#### [Provided records]
-------

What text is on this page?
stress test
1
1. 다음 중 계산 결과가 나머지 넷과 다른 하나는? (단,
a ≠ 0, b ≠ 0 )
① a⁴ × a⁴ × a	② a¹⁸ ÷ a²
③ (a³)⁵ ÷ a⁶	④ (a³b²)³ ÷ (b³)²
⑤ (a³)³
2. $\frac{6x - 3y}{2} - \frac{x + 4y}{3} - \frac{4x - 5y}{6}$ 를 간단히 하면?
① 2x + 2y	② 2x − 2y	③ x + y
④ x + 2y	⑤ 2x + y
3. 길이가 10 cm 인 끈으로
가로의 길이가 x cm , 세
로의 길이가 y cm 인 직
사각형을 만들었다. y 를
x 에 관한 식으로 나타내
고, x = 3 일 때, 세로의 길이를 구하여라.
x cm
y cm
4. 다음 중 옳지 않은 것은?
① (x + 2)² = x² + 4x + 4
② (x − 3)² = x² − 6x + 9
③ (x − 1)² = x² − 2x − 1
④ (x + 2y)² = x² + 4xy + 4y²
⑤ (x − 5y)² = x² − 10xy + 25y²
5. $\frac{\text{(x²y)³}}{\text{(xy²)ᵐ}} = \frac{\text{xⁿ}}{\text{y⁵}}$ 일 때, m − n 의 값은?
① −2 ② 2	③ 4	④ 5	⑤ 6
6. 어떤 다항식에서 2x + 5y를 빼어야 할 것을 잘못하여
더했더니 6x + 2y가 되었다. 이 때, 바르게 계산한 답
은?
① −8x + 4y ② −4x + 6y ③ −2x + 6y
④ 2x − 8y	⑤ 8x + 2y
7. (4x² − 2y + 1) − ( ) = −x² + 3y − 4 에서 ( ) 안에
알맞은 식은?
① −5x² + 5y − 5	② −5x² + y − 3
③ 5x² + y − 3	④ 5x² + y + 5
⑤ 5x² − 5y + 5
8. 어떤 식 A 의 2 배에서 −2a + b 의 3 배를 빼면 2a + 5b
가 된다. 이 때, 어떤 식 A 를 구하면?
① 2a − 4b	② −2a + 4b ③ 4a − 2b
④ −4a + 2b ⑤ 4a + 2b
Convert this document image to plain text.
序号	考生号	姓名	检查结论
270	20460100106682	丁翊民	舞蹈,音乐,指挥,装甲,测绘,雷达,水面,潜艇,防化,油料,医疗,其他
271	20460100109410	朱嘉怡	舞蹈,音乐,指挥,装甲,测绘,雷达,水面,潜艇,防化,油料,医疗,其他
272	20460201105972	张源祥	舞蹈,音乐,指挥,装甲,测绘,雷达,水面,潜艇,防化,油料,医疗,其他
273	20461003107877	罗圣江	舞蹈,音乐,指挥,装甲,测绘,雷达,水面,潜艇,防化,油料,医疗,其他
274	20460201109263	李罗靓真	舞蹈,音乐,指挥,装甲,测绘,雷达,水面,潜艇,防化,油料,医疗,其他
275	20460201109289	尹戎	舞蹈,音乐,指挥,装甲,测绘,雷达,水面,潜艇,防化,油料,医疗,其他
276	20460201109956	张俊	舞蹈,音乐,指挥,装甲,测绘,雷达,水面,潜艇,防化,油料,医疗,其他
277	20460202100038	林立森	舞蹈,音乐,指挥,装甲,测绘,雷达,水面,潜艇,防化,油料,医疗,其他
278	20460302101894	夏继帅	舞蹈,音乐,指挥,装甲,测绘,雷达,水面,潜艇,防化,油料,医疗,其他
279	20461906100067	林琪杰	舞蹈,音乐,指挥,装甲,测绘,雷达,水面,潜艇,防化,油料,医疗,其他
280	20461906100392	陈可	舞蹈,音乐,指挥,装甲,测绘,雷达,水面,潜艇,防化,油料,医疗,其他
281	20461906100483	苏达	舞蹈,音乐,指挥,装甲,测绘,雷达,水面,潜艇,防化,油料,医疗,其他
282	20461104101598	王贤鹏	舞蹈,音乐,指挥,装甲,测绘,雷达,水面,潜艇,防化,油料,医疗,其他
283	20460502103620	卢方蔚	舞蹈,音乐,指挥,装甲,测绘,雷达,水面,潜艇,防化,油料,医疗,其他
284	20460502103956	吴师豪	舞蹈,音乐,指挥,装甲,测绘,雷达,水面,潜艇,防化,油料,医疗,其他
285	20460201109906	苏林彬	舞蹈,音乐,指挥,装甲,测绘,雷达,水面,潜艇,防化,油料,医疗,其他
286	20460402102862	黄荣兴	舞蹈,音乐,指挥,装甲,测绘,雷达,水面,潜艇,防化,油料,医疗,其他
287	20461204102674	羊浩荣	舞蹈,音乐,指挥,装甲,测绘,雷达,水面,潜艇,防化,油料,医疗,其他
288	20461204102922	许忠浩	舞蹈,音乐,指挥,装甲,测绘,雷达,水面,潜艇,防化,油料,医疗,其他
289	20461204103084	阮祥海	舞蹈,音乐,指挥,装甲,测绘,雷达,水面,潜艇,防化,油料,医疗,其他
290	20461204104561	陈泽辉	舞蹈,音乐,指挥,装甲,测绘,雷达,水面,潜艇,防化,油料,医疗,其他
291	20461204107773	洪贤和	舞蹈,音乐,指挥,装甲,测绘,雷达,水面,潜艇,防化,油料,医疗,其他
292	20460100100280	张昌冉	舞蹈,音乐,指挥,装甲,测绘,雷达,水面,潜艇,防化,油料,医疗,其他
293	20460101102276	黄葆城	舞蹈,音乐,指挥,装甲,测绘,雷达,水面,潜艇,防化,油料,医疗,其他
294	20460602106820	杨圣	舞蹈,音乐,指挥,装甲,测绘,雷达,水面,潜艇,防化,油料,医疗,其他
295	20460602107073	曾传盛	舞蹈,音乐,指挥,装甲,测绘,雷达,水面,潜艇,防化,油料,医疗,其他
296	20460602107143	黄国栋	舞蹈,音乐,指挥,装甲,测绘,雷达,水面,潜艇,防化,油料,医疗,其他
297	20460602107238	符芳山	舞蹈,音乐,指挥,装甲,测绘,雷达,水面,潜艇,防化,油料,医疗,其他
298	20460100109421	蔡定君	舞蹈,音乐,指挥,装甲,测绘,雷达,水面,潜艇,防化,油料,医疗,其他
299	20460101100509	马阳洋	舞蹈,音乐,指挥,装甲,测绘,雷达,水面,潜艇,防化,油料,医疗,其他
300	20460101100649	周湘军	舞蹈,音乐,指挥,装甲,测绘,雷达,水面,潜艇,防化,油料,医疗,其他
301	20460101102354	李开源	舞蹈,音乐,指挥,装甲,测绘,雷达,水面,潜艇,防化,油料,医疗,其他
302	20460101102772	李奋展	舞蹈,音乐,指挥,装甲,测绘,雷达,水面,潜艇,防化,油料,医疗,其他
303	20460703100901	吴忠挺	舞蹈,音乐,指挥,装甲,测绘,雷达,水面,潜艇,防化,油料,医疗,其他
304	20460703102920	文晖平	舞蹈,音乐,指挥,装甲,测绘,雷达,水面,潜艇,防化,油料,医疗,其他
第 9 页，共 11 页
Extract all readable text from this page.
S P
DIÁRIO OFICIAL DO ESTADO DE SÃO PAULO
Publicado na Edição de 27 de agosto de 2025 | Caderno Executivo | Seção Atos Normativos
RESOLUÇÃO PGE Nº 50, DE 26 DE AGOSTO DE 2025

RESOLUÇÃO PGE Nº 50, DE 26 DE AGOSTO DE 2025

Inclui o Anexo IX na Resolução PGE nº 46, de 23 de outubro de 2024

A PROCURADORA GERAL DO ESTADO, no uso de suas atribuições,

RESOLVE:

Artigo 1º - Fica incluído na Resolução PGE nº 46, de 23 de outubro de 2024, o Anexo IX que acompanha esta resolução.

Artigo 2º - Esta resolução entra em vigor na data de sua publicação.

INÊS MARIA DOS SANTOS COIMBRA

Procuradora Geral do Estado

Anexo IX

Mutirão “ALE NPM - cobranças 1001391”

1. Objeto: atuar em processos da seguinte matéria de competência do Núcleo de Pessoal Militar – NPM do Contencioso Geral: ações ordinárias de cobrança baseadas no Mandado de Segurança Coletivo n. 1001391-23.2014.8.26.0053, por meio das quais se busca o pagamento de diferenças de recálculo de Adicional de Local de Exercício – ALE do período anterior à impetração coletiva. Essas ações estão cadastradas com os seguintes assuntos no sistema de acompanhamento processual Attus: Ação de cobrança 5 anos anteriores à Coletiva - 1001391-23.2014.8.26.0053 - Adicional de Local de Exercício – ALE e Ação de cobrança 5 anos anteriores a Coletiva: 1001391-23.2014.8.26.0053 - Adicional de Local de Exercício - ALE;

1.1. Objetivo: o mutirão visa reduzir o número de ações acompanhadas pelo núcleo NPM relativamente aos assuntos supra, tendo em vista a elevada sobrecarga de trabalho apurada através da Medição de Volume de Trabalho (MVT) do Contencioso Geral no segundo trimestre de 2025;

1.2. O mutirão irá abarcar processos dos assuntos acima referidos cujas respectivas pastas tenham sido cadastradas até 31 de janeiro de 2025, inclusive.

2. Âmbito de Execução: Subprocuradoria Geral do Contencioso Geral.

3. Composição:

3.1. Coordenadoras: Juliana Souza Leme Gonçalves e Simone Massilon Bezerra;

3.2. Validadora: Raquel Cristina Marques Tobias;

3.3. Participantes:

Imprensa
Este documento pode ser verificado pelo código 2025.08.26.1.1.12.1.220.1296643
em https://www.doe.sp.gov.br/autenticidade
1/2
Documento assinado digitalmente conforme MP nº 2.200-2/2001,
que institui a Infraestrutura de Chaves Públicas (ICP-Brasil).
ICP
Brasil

-------

#### [What is expected]
How many of the lines in the listing above hold the word "Anexo"? Report only that figure.

#### [Answer to the exercise]
3